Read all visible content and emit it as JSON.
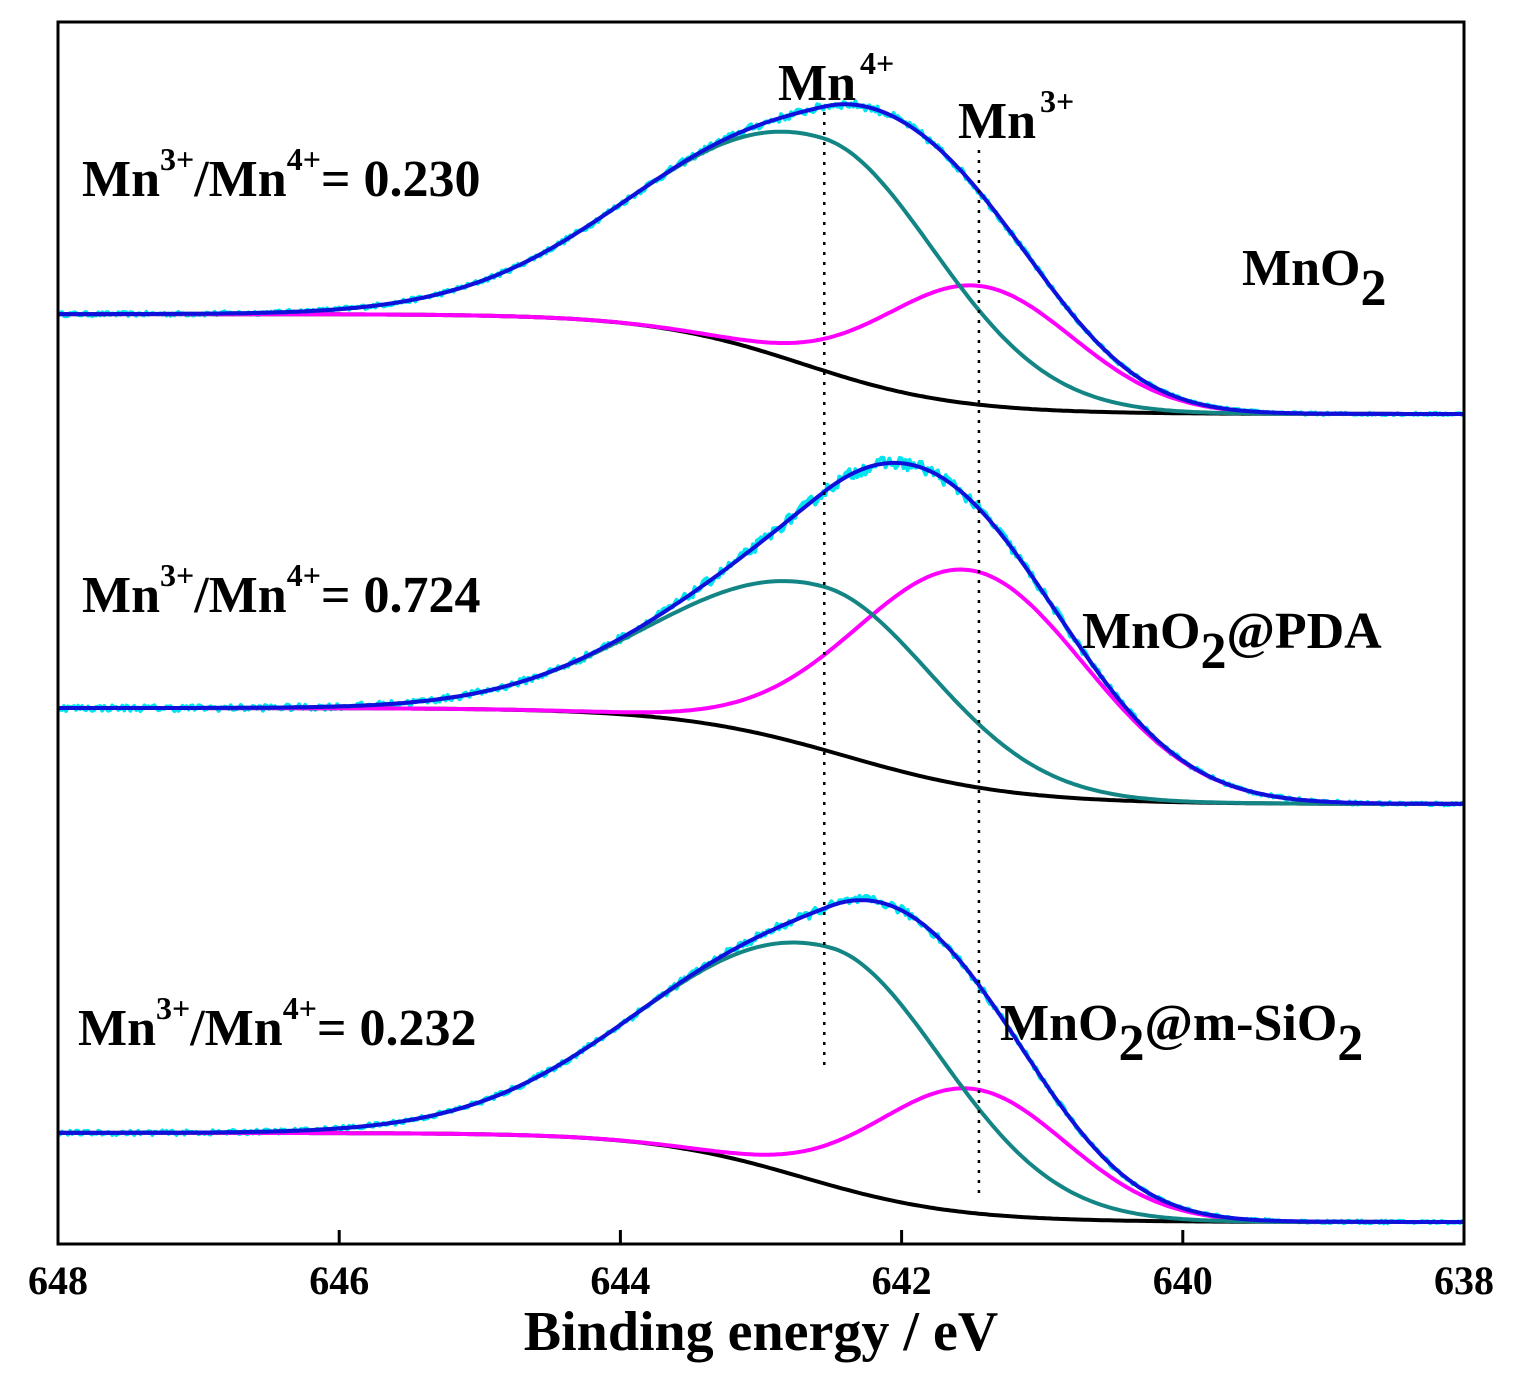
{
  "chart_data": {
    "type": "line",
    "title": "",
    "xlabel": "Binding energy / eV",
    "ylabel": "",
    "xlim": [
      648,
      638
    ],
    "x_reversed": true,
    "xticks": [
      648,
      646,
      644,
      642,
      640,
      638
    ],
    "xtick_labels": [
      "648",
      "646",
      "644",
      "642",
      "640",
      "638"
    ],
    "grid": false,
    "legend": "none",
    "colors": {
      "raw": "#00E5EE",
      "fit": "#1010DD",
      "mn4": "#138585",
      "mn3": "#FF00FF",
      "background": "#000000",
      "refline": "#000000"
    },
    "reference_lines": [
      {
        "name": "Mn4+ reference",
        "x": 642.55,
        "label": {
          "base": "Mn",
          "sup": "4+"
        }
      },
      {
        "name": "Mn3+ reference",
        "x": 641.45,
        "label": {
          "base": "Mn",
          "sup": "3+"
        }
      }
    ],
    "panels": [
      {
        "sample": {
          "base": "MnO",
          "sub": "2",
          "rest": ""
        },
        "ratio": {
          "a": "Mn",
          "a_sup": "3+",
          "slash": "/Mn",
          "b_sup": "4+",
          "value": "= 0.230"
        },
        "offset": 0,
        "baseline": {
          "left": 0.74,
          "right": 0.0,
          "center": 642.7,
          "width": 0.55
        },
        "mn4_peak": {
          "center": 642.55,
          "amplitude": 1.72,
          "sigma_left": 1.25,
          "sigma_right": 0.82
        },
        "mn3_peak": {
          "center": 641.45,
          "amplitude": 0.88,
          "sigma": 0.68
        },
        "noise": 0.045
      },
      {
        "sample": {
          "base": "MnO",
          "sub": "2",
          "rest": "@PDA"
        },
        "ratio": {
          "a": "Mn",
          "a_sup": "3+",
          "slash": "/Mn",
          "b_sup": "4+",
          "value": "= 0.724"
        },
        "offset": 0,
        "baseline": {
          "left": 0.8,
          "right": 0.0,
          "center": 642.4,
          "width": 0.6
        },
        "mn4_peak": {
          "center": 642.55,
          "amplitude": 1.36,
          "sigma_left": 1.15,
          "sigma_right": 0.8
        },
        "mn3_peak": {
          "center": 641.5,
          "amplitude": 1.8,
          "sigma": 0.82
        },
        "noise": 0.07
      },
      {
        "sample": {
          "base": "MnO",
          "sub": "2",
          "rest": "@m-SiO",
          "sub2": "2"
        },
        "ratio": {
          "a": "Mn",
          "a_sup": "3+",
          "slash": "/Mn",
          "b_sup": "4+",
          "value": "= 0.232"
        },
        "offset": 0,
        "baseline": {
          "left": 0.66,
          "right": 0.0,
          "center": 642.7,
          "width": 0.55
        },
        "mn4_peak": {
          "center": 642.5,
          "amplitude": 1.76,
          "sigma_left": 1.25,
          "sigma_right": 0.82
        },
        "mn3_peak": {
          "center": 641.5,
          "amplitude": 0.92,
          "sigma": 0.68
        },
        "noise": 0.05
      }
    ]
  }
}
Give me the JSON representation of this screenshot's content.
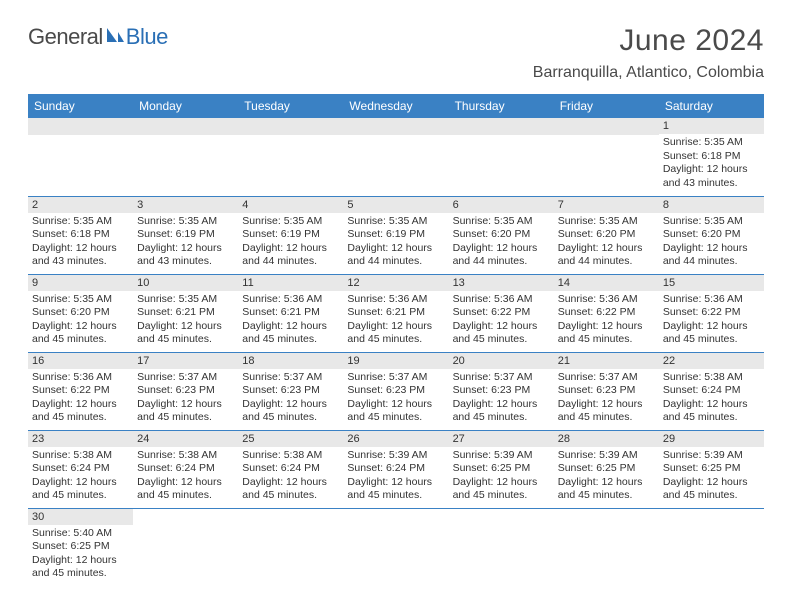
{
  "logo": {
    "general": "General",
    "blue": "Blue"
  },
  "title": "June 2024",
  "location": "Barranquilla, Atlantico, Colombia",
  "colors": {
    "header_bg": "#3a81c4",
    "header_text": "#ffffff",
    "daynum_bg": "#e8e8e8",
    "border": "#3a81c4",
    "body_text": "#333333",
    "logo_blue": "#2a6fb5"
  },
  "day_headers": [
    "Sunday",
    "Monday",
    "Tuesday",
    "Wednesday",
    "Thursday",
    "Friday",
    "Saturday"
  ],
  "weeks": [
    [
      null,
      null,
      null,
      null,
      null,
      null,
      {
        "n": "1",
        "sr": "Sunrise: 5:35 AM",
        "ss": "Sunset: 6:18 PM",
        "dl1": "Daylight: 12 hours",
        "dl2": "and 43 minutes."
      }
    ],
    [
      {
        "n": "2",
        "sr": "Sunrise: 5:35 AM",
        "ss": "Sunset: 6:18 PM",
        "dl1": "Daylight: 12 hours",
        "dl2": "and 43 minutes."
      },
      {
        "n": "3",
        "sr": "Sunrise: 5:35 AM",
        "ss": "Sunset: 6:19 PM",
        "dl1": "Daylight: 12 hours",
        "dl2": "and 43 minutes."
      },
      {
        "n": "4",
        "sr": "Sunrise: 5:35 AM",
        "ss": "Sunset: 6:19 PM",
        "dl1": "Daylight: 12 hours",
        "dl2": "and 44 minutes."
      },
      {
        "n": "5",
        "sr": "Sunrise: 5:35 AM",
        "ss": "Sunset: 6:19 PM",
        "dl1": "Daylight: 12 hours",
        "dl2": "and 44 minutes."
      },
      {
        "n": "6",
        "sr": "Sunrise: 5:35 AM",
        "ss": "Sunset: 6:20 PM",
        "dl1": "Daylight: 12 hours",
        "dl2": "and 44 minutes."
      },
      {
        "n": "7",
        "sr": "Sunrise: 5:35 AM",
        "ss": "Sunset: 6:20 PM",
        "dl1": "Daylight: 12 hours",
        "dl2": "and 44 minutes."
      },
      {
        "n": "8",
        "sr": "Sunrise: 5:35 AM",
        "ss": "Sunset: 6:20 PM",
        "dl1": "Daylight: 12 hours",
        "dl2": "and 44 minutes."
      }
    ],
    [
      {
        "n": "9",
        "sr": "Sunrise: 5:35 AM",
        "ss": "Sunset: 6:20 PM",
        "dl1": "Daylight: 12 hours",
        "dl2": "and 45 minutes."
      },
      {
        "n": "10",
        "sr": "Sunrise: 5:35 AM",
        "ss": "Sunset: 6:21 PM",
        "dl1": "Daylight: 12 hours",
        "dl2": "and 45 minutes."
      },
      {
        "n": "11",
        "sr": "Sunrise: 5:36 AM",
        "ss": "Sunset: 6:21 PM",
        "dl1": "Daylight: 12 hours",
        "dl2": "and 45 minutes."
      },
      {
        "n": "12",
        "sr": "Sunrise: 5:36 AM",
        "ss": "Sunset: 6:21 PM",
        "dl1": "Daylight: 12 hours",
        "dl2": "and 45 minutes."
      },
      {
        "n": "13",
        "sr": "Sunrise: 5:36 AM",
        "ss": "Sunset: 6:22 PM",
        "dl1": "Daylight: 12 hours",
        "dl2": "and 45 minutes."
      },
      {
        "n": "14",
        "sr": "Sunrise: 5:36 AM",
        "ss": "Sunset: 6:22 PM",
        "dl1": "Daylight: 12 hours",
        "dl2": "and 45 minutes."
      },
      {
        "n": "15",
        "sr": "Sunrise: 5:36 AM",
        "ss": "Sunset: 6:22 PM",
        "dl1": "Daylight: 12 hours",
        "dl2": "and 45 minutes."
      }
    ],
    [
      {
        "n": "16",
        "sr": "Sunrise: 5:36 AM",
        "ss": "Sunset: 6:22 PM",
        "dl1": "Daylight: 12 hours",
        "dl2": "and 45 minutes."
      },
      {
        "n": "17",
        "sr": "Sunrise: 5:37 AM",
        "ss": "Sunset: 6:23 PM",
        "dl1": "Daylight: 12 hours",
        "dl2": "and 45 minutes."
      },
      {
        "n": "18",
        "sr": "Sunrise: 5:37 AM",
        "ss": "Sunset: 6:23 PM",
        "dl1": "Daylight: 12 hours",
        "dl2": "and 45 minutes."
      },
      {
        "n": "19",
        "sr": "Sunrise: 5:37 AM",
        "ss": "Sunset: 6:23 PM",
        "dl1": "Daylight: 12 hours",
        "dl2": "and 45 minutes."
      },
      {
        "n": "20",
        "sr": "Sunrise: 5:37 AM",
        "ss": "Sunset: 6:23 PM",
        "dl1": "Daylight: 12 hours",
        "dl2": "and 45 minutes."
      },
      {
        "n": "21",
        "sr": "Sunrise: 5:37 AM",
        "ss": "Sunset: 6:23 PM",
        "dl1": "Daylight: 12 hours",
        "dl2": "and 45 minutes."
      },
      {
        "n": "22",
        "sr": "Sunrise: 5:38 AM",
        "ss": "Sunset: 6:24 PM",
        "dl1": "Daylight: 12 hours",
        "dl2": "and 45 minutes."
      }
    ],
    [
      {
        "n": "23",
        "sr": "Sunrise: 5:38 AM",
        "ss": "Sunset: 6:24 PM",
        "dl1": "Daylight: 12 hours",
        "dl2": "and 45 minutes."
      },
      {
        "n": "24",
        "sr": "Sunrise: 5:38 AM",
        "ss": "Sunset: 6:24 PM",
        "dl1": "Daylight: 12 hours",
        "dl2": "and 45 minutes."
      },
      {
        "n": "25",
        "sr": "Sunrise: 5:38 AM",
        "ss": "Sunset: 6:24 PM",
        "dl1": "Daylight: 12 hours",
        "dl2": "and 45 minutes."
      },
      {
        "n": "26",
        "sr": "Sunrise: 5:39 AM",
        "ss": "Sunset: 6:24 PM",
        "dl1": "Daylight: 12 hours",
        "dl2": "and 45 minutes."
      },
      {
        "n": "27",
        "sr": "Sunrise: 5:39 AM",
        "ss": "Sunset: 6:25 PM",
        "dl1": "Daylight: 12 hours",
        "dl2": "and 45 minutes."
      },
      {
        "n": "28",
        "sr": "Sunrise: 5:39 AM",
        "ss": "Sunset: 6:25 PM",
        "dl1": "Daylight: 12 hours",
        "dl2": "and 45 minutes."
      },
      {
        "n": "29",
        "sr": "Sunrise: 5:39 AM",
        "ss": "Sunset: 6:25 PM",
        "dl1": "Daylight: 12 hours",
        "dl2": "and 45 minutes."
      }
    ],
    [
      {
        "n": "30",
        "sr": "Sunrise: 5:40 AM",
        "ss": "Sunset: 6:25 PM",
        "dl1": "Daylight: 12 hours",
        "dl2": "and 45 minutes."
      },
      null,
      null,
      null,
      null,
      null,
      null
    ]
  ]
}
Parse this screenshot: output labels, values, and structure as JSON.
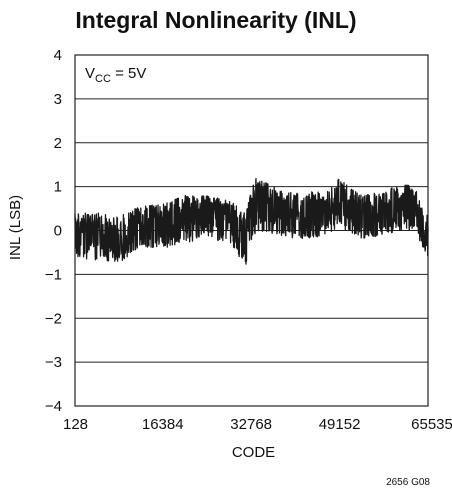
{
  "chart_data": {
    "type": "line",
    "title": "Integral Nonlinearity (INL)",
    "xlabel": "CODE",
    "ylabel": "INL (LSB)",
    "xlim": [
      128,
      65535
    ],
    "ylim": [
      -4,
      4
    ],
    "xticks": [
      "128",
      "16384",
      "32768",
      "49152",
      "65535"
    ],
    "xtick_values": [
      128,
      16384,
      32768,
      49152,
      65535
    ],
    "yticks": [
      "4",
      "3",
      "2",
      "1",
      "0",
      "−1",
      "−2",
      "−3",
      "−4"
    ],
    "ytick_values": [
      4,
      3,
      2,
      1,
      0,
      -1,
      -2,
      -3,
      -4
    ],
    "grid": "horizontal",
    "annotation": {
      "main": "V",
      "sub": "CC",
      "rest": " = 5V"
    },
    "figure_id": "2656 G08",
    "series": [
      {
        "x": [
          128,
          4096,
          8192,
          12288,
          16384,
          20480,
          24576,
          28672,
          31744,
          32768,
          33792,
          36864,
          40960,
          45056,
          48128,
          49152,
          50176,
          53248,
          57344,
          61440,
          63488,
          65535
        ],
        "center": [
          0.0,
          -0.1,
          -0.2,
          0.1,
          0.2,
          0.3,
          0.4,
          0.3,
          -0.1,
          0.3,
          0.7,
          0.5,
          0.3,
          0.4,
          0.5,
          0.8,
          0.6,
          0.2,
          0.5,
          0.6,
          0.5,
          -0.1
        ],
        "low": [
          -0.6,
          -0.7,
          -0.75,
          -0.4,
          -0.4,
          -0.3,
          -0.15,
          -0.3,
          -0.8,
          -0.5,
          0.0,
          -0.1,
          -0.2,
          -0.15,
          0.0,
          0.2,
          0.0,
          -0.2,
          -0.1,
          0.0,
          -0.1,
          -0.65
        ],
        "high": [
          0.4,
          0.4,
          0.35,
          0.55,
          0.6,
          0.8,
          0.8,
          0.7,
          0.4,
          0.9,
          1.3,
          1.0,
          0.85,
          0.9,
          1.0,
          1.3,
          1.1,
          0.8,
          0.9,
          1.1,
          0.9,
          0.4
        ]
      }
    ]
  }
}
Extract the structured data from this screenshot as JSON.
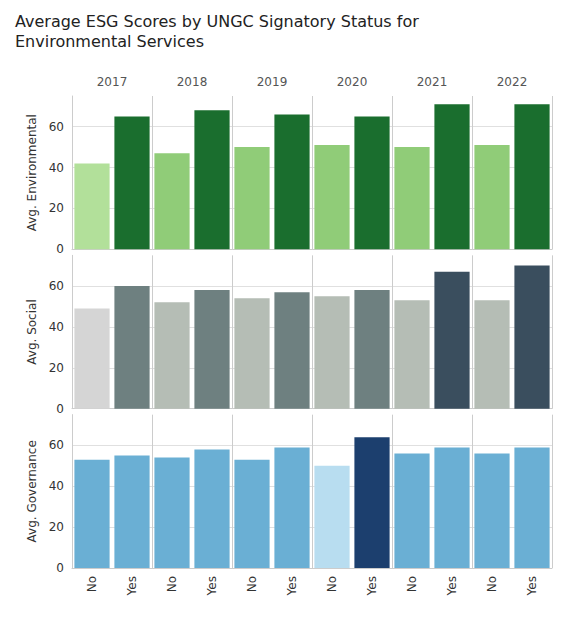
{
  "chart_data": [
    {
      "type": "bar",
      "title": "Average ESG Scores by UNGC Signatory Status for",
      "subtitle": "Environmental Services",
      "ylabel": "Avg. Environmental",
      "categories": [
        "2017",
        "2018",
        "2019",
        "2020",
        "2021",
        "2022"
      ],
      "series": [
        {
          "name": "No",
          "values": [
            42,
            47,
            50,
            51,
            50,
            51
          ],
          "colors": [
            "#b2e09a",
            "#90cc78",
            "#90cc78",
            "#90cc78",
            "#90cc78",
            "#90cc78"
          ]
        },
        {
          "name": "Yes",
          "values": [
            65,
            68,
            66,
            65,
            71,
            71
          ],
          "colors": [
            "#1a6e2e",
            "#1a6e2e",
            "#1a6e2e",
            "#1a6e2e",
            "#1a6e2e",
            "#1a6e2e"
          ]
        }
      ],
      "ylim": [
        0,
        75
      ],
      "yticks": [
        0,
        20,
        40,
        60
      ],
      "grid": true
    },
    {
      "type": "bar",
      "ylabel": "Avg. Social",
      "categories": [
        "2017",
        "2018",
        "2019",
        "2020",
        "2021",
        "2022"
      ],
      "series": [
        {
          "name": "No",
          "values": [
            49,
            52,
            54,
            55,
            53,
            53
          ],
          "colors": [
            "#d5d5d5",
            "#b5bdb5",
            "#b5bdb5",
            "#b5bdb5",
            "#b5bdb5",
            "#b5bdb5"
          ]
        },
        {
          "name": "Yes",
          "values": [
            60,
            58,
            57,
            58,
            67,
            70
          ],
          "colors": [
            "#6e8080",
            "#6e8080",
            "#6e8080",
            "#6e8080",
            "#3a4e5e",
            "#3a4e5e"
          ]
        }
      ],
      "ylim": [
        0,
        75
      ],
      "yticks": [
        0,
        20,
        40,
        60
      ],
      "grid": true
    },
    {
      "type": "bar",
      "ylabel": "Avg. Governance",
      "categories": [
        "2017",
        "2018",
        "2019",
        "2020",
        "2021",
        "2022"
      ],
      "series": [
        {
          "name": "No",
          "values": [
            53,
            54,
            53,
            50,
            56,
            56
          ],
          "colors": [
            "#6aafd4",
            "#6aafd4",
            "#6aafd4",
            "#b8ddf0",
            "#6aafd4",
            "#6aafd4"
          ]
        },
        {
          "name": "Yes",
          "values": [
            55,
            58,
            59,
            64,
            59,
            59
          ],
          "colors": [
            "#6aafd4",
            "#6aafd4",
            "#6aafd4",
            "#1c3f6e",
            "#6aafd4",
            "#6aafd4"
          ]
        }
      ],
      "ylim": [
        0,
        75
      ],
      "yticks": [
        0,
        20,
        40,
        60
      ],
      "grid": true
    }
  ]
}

▬▬▬▬▬▬

Say, as a bare number, how many lines in the entries above include the string "content".

2